▶ _Your objective_
For each line in the data below that holds "name", return a copy.

_ _ _ _ _

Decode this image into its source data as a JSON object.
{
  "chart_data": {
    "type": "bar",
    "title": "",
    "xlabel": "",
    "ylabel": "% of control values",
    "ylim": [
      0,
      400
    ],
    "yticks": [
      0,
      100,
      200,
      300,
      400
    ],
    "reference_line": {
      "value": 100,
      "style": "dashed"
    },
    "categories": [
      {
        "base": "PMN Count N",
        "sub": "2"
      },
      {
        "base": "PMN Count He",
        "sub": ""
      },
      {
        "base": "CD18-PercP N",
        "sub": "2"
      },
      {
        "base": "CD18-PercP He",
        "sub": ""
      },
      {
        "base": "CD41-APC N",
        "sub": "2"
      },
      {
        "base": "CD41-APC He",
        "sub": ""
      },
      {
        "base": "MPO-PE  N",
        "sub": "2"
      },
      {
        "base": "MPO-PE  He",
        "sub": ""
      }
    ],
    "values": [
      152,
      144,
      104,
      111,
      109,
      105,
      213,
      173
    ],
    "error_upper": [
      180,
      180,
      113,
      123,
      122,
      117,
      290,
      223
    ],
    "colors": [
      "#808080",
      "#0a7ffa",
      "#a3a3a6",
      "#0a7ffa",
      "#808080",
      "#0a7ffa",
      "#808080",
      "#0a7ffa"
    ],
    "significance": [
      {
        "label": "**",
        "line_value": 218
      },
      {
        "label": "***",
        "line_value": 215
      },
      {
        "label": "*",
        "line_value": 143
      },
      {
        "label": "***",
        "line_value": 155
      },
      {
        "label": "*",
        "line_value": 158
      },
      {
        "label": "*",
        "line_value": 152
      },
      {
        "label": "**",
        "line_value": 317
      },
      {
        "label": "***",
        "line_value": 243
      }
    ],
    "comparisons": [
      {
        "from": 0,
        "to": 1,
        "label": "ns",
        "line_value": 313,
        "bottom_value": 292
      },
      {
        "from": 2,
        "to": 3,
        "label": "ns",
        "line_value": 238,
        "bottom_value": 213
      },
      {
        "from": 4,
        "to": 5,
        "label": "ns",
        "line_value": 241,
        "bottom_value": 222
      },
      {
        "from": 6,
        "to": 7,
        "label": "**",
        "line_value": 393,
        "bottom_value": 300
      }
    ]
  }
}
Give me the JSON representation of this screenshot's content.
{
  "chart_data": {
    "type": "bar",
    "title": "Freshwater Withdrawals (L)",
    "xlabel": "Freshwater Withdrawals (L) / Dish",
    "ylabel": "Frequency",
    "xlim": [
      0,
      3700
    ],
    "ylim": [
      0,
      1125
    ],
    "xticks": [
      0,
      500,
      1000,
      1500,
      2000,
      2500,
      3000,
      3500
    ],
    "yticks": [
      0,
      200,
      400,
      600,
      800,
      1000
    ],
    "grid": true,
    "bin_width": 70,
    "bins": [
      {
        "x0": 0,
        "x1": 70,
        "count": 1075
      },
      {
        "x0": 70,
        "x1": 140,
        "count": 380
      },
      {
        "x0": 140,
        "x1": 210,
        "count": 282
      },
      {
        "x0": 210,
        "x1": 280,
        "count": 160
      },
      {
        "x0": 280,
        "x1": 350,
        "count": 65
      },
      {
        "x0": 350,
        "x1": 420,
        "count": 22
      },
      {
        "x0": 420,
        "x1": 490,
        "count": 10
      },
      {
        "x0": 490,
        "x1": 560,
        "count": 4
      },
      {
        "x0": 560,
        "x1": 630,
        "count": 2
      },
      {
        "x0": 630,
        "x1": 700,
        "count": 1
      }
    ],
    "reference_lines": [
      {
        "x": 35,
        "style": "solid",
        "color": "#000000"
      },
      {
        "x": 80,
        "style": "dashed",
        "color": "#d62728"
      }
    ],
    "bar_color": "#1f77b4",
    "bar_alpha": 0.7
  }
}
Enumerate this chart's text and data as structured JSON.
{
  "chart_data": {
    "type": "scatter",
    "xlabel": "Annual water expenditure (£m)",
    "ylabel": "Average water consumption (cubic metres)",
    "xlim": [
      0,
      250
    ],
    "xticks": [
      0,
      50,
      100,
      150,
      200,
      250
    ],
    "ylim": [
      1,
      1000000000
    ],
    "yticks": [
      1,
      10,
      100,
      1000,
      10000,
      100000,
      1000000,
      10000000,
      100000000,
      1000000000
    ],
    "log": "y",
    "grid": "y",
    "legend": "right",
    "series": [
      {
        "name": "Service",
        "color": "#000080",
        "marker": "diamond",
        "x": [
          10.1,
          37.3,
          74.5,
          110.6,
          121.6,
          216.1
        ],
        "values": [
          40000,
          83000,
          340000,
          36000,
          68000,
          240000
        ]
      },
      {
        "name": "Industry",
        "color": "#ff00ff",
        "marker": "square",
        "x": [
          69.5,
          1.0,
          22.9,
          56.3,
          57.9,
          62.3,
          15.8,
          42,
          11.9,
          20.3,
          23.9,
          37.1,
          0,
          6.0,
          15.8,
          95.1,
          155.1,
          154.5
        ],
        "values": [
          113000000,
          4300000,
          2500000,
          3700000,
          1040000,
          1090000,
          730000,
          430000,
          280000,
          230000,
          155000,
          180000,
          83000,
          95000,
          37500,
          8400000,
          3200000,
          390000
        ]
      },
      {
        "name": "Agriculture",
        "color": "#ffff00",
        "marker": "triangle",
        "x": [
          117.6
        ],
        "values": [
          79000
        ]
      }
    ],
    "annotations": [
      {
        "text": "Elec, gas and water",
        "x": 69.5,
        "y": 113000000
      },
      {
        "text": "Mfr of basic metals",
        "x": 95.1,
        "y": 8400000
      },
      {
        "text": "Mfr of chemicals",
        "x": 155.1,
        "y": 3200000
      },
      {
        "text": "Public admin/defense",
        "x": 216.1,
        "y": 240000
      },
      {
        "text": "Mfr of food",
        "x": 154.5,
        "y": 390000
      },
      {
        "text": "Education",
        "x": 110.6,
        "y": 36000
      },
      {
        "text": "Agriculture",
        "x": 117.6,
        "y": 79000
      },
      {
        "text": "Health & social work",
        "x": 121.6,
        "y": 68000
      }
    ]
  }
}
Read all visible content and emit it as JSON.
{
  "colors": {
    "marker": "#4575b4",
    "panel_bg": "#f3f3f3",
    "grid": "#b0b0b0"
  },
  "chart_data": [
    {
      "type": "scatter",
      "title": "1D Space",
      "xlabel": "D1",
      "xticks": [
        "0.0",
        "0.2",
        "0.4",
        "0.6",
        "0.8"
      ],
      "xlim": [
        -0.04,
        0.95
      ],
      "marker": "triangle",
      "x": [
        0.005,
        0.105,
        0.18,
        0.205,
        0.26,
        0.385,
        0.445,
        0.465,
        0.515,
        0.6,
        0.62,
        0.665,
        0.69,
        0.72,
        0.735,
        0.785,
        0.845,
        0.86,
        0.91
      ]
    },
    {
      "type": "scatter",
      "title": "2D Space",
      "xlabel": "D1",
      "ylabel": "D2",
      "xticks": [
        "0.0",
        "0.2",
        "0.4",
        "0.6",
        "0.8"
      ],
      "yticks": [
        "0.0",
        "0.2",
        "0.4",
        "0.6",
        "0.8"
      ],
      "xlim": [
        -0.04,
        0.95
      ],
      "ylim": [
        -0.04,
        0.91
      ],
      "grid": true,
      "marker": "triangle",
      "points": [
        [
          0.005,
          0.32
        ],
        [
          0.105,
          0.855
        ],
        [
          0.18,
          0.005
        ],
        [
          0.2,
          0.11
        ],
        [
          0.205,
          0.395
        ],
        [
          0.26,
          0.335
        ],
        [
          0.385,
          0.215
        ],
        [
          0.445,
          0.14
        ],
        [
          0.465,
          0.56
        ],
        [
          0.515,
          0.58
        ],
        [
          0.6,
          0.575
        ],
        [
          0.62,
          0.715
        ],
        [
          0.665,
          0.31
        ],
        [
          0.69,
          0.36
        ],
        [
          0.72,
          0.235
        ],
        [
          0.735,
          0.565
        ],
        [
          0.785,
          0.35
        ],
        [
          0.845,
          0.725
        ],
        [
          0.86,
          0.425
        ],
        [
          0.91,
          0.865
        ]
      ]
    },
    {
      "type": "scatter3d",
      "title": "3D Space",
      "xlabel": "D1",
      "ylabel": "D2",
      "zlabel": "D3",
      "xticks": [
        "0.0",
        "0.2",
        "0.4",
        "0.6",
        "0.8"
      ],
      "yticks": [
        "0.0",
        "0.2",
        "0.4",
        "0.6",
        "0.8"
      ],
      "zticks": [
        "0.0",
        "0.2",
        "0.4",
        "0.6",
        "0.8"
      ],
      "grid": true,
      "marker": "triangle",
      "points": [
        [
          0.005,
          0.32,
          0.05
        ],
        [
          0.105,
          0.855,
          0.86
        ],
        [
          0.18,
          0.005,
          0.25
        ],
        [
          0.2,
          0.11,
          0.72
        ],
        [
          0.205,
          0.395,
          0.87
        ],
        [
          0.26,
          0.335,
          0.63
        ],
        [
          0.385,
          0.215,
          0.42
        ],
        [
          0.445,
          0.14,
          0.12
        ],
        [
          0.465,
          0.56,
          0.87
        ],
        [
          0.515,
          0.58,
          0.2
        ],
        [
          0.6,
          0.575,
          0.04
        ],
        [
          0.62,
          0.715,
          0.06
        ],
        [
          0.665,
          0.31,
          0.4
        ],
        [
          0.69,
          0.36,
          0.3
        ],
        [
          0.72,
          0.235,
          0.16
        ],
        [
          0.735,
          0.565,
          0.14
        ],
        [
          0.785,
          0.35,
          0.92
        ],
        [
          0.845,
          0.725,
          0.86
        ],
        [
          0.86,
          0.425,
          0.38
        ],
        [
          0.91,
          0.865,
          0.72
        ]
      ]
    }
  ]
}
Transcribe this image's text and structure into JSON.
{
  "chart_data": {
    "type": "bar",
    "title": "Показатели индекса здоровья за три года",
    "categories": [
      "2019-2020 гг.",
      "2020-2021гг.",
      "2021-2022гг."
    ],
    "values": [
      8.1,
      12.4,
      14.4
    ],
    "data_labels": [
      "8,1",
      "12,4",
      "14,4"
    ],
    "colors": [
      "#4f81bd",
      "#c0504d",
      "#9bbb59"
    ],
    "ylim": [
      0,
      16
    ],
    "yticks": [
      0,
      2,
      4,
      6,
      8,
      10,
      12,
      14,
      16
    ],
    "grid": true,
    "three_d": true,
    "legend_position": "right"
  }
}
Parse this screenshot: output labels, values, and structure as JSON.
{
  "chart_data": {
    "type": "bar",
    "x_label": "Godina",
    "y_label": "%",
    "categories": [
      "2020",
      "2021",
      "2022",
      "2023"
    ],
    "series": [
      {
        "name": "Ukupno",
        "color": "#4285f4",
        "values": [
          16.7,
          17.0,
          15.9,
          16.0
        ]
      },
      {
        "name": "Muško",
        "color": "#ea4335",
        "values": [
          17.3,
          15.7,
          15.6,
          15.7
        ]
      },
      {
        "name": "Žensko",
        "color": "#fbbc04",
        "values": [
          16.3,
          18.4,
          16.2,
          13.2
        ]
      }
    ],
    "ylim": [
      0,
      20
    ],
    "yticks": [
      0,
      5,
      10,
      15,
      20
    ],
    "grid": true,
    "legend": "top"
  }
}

_ _ _ _ _

▶ _Answer below_
        "name": "Service",
        "name": "Industry",
        "name": "Agriculture",
        "name": "Ukupno",
        "name": "Muško",
        "name": "Žensko",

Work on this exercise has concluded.